## [WHAT THIS TASK INVOLVES]
Search the listing below for "bridgetachieng". Copy each matching line.

________

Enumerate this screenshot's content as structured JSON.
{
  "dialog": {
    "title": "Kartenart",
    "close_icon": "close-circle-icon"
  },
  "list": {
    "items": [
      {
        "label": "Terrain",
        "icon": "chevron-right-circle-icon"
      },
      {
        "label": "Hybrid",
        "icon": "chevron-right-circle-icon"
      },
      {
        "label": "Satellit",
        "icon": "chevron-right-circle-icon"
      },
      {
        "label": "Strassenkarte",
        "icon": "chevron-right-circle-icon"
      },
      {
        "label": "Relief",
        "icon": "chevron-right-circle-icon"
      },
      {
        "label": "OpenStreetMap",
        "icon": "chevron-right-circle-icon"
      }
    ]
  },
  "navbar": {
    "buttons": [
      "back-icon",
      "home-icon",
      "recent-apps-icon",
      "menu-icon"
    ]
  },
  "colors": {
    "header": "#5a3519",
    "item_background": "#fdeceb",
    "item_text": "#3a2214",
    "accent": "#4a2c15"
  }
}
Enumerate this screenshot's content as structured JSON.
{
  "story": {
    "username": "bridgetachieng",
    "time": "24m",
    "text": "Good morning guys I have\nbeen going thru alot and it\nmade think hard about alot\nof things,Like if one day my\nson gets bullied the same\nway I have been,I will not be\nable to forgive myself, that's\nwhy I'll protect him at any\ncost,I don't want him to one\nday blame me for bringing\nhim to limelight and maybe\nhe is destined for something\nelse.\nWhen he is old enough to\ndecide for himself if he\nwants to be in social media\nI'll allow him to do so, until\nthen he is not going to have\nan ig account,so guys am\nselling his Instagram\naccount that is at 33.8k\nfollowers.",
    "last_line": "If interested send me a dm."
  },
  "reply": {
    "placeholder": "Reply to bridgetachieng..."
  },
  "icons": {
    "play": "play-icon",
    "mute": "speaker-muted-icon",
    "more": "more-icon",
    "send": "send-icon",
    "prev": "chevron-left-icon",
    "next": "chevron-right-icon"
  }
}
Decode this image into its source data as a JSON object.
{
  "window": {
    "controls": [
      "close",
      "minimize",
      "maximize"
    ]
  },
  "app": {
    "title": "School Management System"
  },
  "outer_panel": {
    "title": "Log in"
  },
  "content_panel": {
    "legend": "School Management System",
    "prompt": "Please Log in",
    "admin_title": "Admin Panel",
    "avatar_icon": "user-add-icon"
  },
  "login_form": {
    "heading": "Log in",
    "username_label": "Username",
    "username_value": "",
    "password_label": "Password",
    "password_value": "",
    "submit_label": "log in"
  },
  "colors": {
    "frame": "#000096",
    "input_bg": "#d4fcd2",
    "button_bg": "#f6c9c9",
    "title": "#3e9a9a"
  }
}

________

## [RESPONSE]
    "username": "bridgetachieng",
    "placeholder": "Reply to bridgetachieng..."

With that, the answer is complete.